-- Start Supplied data --

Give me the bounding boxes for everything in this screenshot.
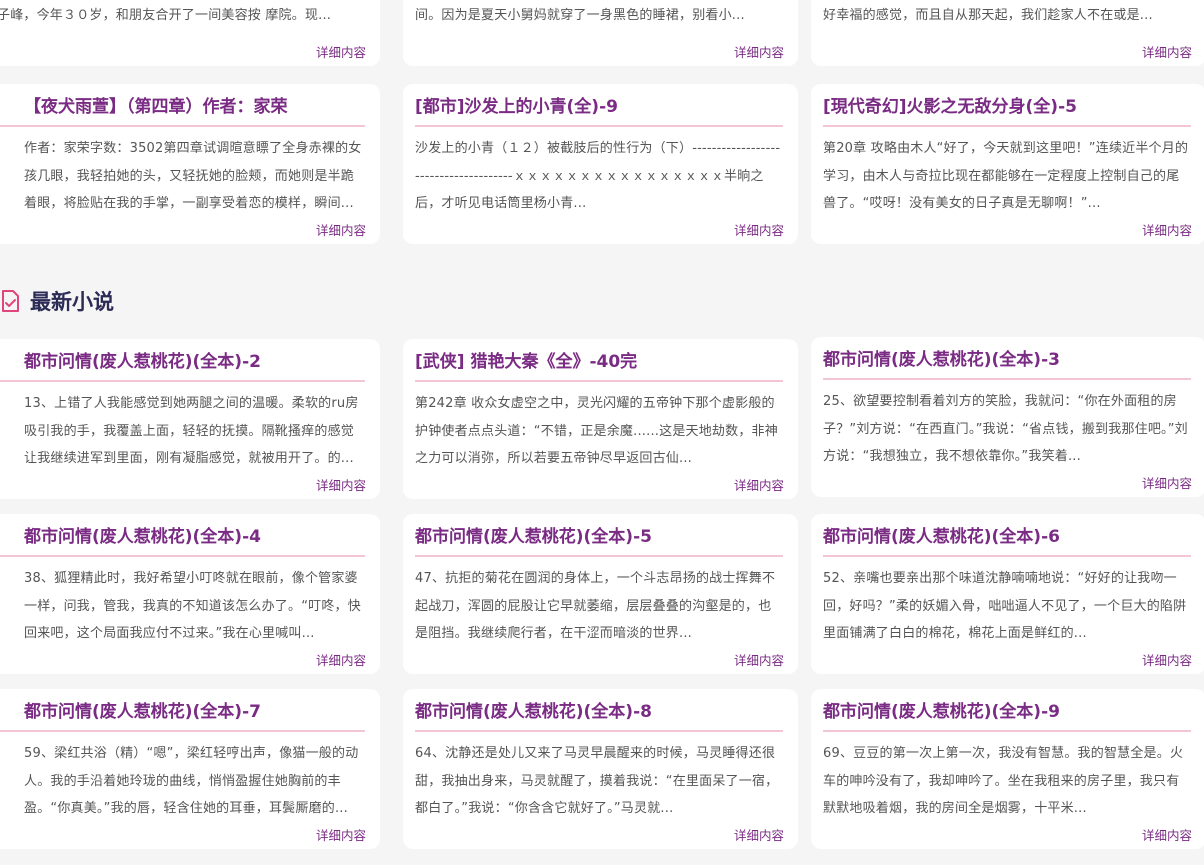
card-title[interactable]: 都市问情(废人惹桃花)(全本)-7: [0, 699, 365, 732]
card-description: 59、梁红共浴（精）“嗯”，梁红轻哼出声，像猫一般的动人。我的手沿着她玲珑的曲线…: [24, 746, 359, 816]
details-link[interactable]: 详细内容: [1142, 42, 1192, 61]
card-description: 25、欲望要控制看着刘方的笑脸，我就问：“你在外面租的房子？”刘方说：“在西直门…: [823, 394, 1188, 464]
card-description: 69、豆豆的第一次上第一次，我没有智慧。我的智慧全是。火车的呻吟没有了，我却呻吟…: [823, 746, 1184, 816]
card-description: 47、抗拒的菊花在圆润的身体上，一个斗志昂扬的战士挥舞不起战刀，浑圆的屁股让它早…: [415, 571, 776, 641]
card-title[interactable]: 【夜犬雨萱】（第四章）作者：家荣: [0, 94, 365, 127]
card-description: 52、亲嘴也要亲出那个味道沈静喃喃地说：“好好的让我吻一回，好吗？”柔的妖媚入骨…: [823, 571, 1187, 641]
card-title[interactable]: 都市问情(废人惹桃花)(全本)-8: [415, 699, 783, 732]
card-description: 64、沈静还是处儿又来了马灵早晨醒来的时候，马灵睡得还很甜，我抽出身来，马灵就醒…: [415, 746, 779, 816]
novel-card[interactable]: 子峰，今年３０岁，和朋友合开了一间美容按 摩院。现... 详细内容: [0, 0, 380, 66]
details-link[interactable]: 详细内容: [1142, 825, 1192, 844]
details-link[interactable]: 详细内容: [316, 475, 366, 494]
novel-card[interactable]: 都市问情(废人惹桃花)(全本)-9 69、豆豆的第一次上第一次，我没有智慧。我的…: [811, 689, 1204, 849]
card-description: 间。因为是夏天小舅妈就穿了一身黑色的睡裙，别看小...: [415, 8, 745, 23]
card-title[interactable]: 都市问情(废人惹桃花)(全本)-3: [823, 347, 1191, 380]
details-link[interactable]: 详细内容: [1142, 220, 1192, 239]
section-header: 最新小说: [0, 284, 114, 318]
details-link[interactable]: 详细内容: [734, 42, 784, 61]
novel-card[interactable]: 【夜犬雨萱】（第四章）作者：家荣 作者：家荣字数：3502第四章试调暄意瞟了全身…: [0, 84, 380, 244]
details-link[interactable]: 详细内容: [734, 475, 784, 494]
details-link[interactable]: 详细内容: [1142, 650, 1192, 669]
card-title[interactable]: [武侠] 猎艳大秦《全》-40完: [415, 349, 783, 382]
novel-card[interactable]: 好幸福的感觉，而且自从那天起，我们趁家人不在或是... 详细内容: [811, 0, 1204, 66]
section-title: 最新小说: [30, 290, 114, 314]
card-description: 子峰，今年３０岁，和朋友合开了一间美容按 摩院。现...: [0, 8, 332, 23]
document-check-icon: [0, 289, 20, 313]
novel-card[interactable]: 都市问情(废人惹桃花)(全本)-3 25、欲望要控制看着刘方的笑脸，我就问：“你…: [811, 337, 1204, 497]
card-description: 好幸福的感觉，而且自从那天起，我们趁家人不在或是...: [823, 8, 1153, 23]
novel-card[interactable]: [都市]沙发上的小青(全)-9 沙发上的小青（１２）被截肢后的性行为（下）---…: [403, 84, 798, 244]
novel-card[interactable]: 间。因为是夏天小舅妈就穿了一身黑色的睡裙，别看小... 详细内容: [403, 0, 798, 66]
card-description: 13、上错了人我能感觉到她两腿之间的温暖。柔软的ru房吸引我的手，我覆盖上面，轻…: [24, 396, 359, 466]
details-link[interactable]: 详细内容: [316, 42, 366, 61]
card-title[interactable]: 都市问情(废人惹桃花)(全本)-9: [823, 699, 1191, 732]
details-link[interactable]: 详细内容: [316, 825, 366, 844]
details-link[interactable]: 详细内容: [316, 220, 366, 239]
novel-card[interactable]: 都市问情(废人惹桃花)(全本)-7 59、梁红共浴（精）“嗯”，梁红轻哼出声，像…: [0, 689, 380, 849]
card-title[interactable]: [現代奇幻]火影之无敌分身(全)-5: [823, 94, 1191, 127]
novel-card[interactable]: [現代奇幻]火影之无敌分身(全)-5 第20章 攻略由木人“好了，今天就到这里吧…: [811, 84, 1204, 244]
card-title[interactable]: 都市问情(废人惹桃花)(全本)-2: [0, 349, 365, 382]
novel-card[interactable]: 都市问情(废人惹桃花)(全本)-6 52、亲嘴也要亲出那个味道沈静喃喃地说：“好…: [811, 514, 1204, 674]
card-description: 第20章 攻略由木人“好了，今天就到这里吧！”连续近半个月的学习，由木人与奇拉比…: [823, 141, 1189, 211]
details-link[interactable]: 详细内容: [734, 220, 784, 239]
details-link[interactable]: 详细内容: [316, 650, 366, 669]
novel-card[interactable]: 都市问情(废人惹桃花)(全本)-8 64、沈静还是处儿又来了马灵早晨醒来的时候，…: [403, 689, 798, 849]
card-title[interactable]: 都市问情(废人惹桃花)(全本)-4: [0, 524, 365, 557]
novel-card[interactable]: 都市问情(废人惹桃花)(全本)-5 47、抗拒的菊花在圆润的身体上，一个斗志昂扬…: [403, 514, 798, 674]
card-title[interactable]: 都市问情(废人惹桃花)(全本)-6: [823, 524, 1191, 557]
card-description: 第242章 收众女虚空之中，灵光闪耀的五帝钟下那个虚影般的护钟使者点点头道：“不…: [415, 396, 778, 466]
details-link[interactable]: 详细内容: [1142, 473, 1192, 492]
details-link[interactable]: 详细内容: [734, 650, 784, 669]
novel-card[interactable]: [武侠] 猎艳大秦《全》-40完 第242章 收众女虚空之中，灵光闪耀的五帝钟下…: [403, 339, 798, 499]
card-title[interactable]: 都市问情(废人惹桃花)(全本)-5: [415, 524, 783, 557]
novel-card[interactable]: 都市问情(废人惹桃花)(全本)-4 38、狐狸精此时，我好希望小叮咚就在眼前，像…: [0, 514, 380, 674]
novel-card[interactable]: 都市问情(废人惹桃花)(全本)-2 13、上错了人我能感觉到她两腿之间的温暖。柔…: [0, 339, 380, 499]
card-title[interactable]: [都市]沙发上的小青(全)-9: [415, 94, 783, 127]
card-description: 作者：家荣字数：3502第四章试调暄意瞟了全身赤裸的女孩几眼，我轻拍她的头，又轻…: [24, 141, 362, 211]
details-link[interactable]: 详细内容: [734, 825, 784, 844]
card-description: 38、狐狸精此时，我好希望小叮咚就在眼前，像个管家婆一样，问我，管我，我真的不知…: [24, 571, 361, 641]
card-description: 沙发上的小青（１２）被截肢后的性行为（下）-------------------…: [415, 141, 781, 211]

-- End Supplied data --

◆ Problem statement
Copy out every line of the listing above without any changes, omitting the picture.

◆ Written solution
Give me the bounding boxes for everything in this screenshot.
card-title[interactable]: 都市问情(废人惹桃花)(全本)-7: [0, 699, 365, 732]
card-description: 59、梁红共浴（精）“嗯”，梁红轻哼出声，像猫一般的动人。我的手沿着她玲珑的曲线…: [24, 746, 359, 816]
details-link[interactable]: 详细内容: [1142, 42, 1192, 61]
card-description: 25、欲望要控制看着刘方的笑脸，我就问：“你在外面租的房子？”刘方说：“在西直门…: [823, 394, 1188, 464]
card-description: 69、豆豆的第一次上第一次，我没有智慧。我的智慧全是。火车的呻吟没有了，我却呻吟…: [823, 746, 1184, 816]
card-description: 47、抗拒的菊花在圆润的身体上，一个斗志昂扬的战士挥舞不起战刀，浑圆的屁股让它早…: [415, 571, 776, 641]
card-title[interactable]: 【夜犬雨萱】（第四章）作者：家荣: [0, 94, 365, 127]
card-description: 52、亲嘴也要亲出那个味道沈静喃喃地说：“好好的让我吻一回，好吗？”柔的妖媚入骨…: [823, 571, 1187, 641]
card-title[interactable]: 都市问情(废人惹桃花)(全本)-8: [415, 699, 783, 732]
card-description: 64、沈静还是处儿又来了马灵早晨醒来的时候，马灵睡得还很甜，我抽出身来，马灵就醒…: [415, 746, 779, 816]
novel-card[interactable]: 子峰，今年３０岁，和朋友合开了一间美容按 摩院。现... 详细内容: [0, 0, 380, 66]
details-link[interactable]: 详细内容: [1142, 825, 1192, 844]
details-link[interactable]: 详细内容: [316, 475, 366, 494]
novel-card[interactable]: 都市问情(废人惹桃花)(全本)-9 69、豆豆的第一次上第一次，我没有智慧。我的…: [811, 689, 1204, 849]
card-description: 间。因为是夏天小舅妈就穿了一身黑色的睡裙，别看小...: [415, 8, 745, 23]
card-title[interactable]: 都市问情(废人惹桃花)(全本)-3: [823, 347, 1191, 380]
details-link[interactable]: 详细内容: [1142, 220, 1192, 239]
section-header: 最新小说: [0, 284, 114, 318]
details-link[interactable]: 详细内容: [734, 42, 784, 61]
novel-card[interactable]: 【夜犬雨萱】（第四章）作者：家荣 作者：家荣字数：3502第四章试调暄意瞟了全身…: [0, 84, 380, 244]
details-link[interactable]: 详细内容: [734, 475, 784, 494]
details-link[interactable]: 详细内容: [1142, 650, 1192, 669]
card-title[interactable]: [武侠] 猎艳大秦《全》-40完: [415, 349, 783, 382]
novel-card[interactable]: 好幸福的感觉，而且自从那天起，我们趁家人不在或是... 详细内容: [811, 0, 1204, 66]
section-title: 最新小说: [30, 290, 114, 314]
card-description: 子峰，今年３０岁，和朋友合开了一间美容按 摩院。现...: [0, 8, 332, 23]
document-check-icon: [0, 289, 20, 313]
novel-card[interactable]: 都市问情(废人惹桃花)(全本)-3 25、欲望要控制看着刘方的笑脸，我就问：“你…: [811, 337, 1204, 497]
card-description: 好幸福的感觉，而且自从那天起，我们趁家人不在或是...: [823, 8, 1153, 23]
novel-card[interactable]: [都市]沙发上的小青(全)-9 沙发上的小青（１２）被截肢后的性行为（下）---…: [403, 84, 798, 244]
novel-card[interactable]: 间。因为是夏天小舅妈就穿了一身黑色的睡裙，别看小... 详细内容: [403, 0, 798, 66]
card-description: 13、上错了人我能感觉到她两腿之间的温暖。柔软的ru房吸引我的手，我覆盖上面，轻…: [24, 396, 359, 466]
details-link[interactable]: 详细内容: [316, 42, 366, 61]
card-title[interactable]: 都市问情(废人惹桃花)(全本)-9: [823, 699, 1191, 732]
details-link[interactable]: 详细内容: [316, 825, 366, 844]
details-link[interactable]: 详细内容: [316, 220, 366, 239]
novel-card[interactable]: 都市问情(废人惹桃花)(全本)-7 59、梁红共浴（精）“嗯”，梁红轻哼出声，像…: [0, 689, 380, 849]
card-title[interactable]: [現代奇幻]火影之无敌分身(全)-5: [823, 94, 1191, 127]
novel-card[interactable]: [現代奇幻]火影之无敌分身(全)-5 第20章 攻略由木人“好了，今天就到这里吧…: [811, 84, 1204, 244]
card-title[interactable]: 都市问情(废人惹桃花)(全本)-2: [0, 349, 365, 382]
novel-card[interactable]: 都市问情(废人惹桃花)(全本)-6 52、亲嘴也要亲出那个味道沈静喃喃地说：“好…: [811, 514, 1204, 674]
card-description: 第20章 攻略由木人“好了，今天就到这里吧！”连续近半个月的学习，由木人与奇拉比…: [823, 141, 1189, 211]
details-link[interactable]: 详细内容: [734, 220, 784, 239]
details-link[interactable]: 详细内容: [316, 650, 366, 669]
novel-card[interactable]: 都市问情(废人惹桃花)(全本)-8 64、沈静还是处儿又来了马灵早晨醒来的时候，…: [403, 689, 798, 849]
card-title[interactable]: 都市问情(废人惹桃花)(全本)-4: [0, 524, 365, 557]
novel-card[interactable]: 都市问情(废人惹桃花)(全本)-5 47、抗拒的菊花在圆润的身体上，一个斗志昂扬…: [403, 514, 798, 674]
card-title[interactable]: 都市问情(废人惹桃花)(全本)-6: [823, 524, 1191, 557]
card-description: 第242章 收众女虚空之中，灵光闪耀的五帝钟下那个虚影般的护钟使者点点头道：“不…: [415, 396, 778, 466]
details-link[interactable]: 详细内容: [1142, 473, 1192, 492]
details-link[interactable]: 详细内容: [734, 650, 784, 669]
novel-card[interactable]: [武侠] 猎艳大秦《全》-40完 第242章 收众女虚空之中，灵光闪耀的五帝钟下…: [403, 339, 798, 499]
card-title[interactable]: 都市问情(废人惹桃花)(全本)-5: [415, 524, 783, 557]
novel-card[interactable]: 都市问情(废人惹桃花)(全本)-4 38、狐狸精此时，我好希望小叮咚就在眼前，像…: [0, 514, 380, 674]
novel-card[interactable]: 都市问情(废人惹桃花)(全本)-2 13、上错了人我能感觉到她两腿之间的温暖。柔…: [0, 339, 380, 499]
card-title[interactable]: [都市]沙发上的小青(全)-9: [415, 94, 783, 127]
card-description: 作者：家荣字数：3502第四章试调暄意瞟了全身赤裸的女孩几眼，我轻拍她的头，又轻…: [24, 141, 362, 211]
details-link[interactable]: 详细内容: [734, 825, 784, 844]
card-description: 38、狐狸精此时，我好希望小叮咚就在眼前，像个管家婆一样，问我，管我，我真的不知…: [24, 571, 361, 641]
card-description: 沙发上的小青（１２）被截肢后的性行为（下）-------------------…: [415, 141, 781, 211]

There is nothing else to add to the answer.